- _Your goal_: Where a line contains the word "Indoor", copy that line in full.

- _Records for this task_:

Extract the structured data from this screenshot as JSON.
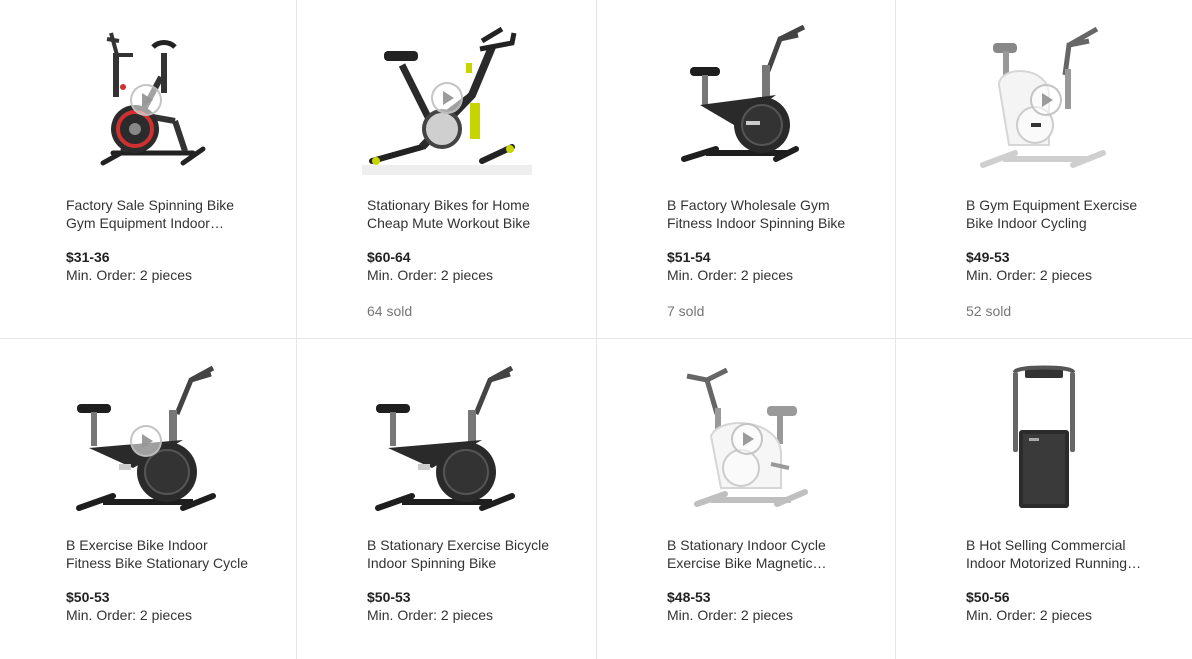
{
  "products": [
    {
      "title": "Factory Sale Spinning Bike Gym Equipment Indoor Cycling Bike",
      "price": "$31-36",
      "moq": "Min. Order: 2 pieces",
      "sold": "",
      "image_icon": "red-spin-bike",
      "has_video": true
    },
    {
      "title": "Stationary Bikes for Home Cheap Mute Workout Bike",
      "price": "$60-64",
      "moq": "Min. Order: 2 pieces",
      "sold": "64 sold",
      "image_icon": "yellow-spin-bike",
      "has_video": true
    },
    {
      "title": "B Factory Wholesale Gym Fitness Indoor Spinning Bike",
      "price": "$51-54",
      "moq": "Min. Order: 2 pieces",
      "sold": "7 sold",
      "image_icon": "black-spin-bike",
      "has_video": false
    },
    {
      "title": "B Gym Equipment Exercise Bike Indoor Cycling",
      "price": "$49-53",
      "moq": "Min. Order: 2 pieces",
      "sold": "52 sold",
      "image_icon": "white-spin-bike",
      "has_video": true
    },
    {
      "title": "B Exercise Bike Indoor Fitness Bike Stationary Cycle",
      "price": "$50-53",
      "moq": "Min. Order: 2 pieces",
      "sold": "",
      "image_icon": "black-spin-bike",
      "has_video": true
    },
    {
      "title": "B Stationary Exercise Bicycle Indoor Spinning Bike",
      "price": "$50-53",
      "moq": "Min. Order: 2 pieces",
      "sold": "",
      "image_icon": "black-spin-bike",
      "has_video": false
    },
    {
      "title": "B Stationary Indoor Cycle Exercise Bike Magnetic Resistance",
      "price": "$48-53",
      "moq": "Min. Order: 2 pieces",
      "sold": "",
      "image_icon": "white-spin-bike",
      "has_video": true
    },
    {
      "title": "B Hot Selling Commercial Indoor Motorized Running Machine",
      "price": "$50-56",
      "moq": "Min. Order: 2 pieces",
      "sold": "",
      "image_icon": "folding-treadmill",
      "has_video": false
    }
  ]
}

- _The reply_:
      "title": "Factory Sale Spinning Bike Gym Equipment Indoor Cycling Bike",
      "title": "B Factory Wholesale Gym Fitness Indoor Spinning Bike",
      "title": "B Gym Equipment Exercise Bike Indoor Cycling",
      "title": "B Exercise Bike Indoor Fitness Bike Stationary Cycle",
      "title": "B Stationary Exercise Bicycle Indoor Spinning Bike",
      "title": "B Stationary Indoor Cycle Exercise Bike Magnetic Resistance",
      "title": "B Hot Selling Commercial Indoor Motorized Running Machine",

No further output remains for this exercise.